[BEGIN The data]

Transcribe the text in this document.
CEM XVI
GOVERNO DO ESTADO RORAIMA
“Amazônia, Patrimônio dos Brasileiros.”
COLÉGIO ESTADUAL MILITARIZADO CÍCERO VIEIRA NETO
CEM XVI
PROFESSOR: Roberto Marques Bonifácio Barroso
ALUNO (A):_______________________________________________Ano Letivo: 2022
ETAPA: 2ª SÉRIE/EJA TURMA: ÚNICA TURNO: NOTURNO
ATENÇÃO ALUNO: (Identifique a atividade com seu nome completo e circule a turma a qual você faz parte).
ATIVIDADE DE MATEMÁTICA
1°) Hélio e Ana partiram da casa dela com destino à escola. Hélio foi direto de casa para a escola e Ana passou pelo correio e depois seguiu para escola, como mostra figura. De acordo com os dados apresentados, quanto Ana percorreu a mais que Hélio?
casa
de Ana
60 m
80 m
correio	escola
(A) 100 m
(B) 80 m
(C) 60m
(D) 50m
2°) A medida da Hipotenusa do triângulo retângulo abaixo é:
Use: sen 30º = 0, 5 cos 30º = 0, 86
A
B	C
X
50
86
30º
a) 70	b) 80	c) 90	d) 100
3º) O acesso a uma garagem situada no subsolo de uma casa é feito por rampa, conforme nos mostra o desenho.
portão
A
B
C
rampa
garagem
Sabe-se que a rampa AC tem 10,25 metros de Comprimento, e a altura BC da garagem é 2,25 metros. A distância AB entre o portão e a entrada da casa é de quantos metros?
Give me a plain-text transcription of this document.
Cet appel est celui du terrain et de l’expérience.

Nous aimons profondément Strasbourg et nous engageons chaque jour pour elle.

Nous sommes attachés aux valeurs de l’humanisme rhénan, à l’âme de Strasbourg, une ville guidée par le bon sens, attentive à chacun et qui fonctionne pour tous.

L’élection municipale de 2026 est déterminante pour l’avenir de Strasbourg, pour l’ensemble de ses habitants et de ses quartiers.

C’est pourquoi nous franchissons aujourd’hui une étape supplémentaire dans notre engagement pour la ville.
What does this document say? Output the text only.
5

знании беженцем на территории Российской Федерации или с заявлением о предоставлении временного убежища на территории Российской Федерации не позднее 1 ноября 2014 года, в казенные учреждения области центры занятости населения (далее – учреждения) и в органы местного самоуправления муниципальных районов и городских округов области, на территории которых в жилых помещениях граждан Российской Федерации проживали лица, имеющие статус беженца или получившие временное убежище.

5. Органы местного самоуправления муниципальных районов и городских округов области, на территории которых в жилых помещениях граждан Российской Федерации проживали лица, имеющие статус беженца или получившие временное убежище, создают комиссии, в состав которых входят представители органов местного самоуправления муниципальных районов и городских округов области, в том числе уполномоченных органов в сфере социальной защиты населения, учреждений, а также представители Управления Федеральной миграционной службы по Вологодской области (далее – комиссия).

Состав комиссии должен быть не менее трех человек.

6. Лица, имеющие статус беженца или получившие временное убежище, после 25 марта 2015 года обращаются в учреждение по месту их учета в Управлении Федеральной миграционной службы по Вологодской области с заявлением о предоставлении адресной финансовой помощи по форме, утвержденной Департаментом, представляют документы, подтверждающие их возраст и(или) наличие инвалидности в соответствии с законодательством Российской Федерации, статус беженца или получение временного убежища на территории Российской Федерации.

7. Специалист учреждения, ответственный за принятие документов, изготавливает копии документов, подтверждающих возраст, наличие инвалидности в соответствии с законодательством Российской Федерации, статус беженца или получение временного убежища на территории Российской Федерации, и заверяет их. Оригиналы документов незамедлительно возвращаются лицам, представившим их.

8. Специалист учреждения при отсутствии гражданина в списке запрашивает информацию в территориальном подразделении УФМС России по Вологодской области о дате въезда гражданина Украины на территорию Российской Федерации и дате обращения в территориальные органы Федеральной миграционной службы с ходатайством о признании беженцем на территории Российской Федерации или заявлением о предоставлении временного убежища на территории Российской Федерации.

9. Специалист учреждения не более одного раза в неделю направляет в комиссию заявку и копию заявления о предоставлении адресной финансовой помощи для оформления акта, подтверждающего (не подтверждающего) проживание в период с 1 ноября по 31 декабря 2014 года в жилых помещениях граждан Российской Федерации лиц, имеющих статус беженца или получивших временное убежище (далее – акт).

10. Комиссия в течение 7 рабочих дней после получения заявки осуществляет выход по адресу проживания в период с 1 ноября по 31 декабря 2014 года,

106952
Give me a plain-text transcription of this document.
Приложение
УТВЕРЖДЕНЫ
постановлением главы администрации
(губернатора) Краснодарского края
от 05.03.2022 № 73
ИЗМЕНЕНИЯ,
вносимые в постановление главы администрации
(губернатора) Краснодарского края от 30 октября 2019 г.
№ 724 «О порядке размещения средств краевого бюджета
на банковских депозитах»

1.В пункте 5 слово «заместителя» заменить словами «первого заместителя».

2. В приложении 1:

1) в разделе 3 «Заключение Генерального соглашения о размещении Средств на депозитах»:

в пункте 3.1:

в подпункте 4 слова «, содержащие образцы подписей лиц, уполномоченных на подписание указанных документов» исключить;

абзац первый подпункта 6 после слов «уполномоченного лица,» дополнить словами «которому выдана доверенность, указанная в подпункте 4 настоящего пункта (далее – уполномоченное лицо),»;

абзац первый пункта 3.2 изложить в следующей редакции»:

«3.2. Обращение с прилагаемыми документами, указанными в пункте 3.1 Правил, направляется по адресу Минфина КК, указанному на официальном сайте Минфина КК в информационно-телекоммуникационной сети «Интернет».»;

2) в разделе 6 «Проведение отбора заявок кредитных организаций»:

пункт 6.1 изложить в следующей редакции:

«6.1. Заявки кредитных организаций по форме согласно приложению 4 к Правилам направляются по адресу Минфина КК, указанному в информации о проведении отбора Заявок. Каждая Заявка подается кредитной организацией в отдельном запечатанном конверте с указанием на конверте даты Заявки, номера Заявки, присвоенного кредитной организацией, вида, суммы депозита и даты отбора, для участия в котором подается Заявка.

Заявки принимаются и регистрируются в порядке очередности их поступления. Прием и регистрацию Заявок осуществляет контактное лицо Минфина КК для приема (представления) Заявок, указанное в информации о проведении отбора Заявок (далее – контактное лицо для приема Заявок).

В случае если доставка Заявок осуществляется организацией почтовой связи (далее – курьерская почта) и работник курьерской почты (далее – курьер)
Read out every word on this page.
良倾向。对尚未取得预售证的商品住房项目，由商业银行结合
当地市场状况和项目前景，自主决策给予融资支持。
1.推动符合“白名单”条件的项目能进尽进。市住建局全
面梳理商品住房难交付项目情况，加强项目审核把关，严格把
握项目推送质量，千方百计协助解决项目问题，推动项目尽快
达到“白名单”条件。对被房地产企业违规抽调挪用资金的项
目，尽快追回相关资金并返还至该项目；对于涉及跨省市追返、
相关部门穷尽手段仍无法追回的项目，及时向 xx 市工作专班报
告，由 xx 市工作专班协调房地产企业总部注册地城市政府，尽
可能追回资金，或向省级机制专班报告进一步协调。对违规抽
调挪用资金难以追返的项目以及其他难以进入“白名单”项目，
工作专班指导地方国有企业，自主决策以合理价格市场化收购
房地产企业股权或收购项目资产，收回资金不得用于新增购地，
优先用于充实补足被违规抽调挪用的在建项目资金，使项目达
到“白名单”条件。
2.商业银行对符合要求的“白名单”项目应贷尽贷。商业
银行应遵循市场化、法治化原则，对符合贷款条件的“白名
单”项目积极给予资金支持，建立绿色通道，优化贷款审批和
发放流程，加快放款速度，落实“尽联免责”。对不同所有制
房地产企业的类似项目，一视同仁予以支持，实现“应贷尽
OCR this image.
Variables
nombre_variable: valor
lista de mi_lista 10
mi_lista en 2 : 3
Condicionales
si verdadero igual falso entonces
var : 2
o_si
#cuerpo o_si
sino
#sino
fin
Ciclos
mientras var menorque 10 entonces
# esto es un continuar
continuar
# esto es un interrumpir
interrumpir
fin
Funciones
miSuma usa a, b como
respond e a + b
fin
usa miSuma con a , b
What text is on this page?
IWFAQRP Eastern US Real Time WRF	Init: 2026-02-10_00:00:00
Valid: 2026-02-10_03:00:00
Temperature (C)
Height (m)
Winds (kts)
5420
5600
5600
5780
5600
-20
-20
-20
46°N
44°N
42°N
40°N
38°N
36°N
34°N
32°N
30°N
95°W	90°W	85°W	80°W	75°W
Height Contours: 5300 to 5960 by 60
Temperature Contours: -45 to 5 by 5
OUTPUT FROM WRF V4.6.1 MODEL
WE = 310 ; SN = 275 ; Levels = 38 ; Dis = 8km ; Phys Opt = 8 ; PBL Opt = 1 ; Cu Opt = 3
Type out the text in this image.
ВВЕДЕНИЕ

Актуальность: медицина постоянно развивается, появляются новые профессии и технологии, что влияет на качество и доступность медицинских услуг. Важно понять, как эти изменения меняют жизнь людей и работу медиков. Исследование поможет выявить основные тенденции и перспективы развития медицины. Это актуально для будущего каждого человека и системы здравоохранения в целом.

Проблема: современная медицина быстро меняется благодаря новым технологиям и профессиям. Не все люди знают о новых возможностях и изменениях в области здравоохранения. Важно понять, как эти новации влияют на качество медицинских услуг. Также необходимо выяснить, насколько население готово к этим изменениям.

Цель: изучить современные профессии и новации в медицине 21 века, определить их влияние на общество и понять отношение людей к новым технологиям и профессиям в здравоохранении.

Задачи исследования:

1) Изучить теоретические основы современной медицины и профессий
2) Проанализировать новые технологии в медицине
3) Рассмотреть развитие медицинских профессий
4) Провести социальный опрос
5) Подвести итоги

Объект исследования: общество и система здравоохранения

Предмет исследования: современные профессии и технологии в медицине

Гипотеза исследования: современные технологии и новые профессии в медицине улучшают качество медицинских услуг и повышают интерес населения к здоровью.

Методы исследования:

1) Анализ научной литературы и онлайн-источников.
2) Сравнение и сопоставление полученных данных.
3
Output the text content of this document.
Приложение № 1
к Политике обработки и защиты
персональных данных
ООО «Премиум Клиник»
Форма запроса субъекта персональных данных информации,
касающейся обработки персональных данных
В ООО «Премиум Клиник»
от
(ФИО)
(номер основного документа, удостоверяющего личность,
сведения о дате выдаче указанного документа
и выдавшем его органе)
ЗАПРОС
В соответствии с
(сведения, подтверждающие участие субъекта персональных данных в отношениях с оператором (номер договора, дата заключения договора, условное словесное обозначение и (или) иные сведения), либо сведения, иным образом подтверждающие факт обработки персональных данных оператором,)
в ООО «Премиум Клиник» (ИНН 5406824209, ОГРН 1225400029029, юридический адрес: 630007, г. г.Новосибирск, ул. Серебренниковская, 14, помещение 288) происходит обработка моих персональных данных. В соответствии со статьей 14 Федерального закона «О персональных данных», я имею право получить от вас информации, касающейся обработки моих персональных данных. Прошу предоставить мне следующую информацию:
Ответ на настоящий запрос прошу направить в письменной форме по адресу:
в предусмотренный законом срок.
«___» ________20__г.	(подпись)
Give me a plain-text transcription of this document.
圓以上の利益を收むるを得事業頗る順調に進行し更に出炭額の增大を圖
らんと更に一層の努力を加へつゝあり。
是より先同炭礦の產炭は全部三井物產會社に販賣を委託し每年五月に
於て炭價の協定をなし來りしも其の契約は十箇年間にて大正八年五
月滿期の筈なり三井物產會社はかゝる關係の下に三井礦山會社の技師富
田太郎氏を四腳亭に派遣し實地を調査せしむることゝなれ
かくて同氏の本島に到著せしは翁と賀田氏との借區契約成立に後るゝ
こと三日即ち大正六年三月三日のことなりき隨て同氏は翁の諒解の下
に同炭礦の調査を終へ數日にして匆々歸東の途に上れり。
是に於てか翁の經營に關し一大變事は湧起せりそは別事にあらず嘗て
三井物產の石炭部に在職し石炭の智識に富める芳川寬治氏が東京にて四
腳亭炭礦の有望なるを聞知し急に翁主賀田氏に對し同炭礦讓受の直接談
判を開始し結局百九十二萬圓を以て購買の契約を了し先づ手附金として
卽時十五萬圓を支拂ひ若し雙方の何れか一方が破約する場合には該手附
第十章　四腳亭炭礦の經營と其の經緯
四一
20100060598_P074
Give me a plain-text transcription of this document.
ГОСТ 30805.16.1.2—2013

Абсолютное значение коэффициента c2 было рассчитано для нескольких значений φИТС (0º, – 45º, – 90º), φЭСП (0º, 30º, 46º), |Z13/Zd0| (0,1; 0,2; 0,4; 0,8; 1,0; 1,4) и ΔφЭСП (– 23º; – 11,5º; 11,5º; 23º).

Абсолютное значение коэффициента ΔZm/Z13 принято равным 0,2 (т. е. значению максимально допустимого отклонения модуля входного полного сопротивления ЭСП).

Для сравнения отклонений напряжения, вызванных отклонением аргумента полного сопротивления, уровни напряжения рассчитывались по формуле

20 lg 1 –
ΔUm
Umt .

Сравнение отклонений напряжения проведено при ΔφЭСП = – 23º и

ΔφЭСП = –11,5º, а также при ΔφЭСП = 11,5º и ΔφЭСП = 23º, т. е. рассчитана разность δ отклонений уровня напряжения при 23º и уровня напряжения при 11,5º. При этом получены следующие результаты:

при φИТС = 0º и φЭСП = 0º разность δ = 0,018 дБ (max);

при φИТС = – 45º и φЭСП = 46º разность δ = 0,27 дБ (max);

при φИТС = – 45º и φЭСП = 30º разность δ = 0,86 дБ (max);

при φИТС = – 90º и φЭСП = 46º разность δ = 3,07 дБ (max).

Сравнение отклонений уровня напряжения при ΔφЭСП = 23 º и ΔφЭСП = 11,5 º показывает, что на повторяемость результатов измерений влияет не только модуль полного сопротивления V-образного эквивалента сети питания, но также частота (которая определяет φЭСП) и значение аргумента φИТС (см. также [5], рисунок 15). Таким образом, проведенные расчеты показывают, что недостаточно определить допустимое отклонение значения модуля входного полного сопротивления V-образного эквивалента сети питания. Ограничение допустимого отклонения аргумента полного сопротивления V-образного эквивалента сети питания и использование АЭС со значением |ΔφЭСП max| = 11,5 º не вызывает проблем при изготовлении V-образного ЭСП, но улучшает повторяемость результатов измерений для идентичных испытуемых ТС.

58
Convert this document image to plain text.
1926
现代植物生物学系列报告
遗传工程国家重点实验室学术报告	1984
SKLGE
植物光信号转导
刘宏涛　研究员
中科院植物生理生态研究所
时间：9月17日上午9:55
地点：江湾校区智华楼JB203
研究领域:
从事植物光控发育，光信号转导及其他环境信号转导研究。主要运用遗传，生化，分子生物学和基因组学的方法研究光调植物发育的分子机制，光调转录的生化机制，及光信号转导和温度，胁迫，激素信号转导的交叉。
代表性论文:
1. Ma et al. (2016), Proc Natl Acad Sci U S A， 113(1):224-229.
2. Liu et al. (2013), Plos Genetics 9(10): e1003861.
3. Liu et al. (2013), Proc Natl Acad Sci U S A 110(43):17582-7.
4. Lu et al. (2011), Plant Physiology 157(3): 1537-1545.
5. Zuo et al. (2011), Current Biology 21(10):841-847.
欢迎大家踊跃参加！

[END The data]

Written request:
Search the listing for the word "como" and return each line that holds it.

Result of this task:
1°) Hélio e Ana partiram da casa dela com destino à escola. Hélio foi direto de casa para a escola e Ana passou pelo correio e depois seguiu para escola, como mostra figura. De acordo com os dados apresentados, quanto Ana percorreu a mais que Hélio?
miSuma usa a, b como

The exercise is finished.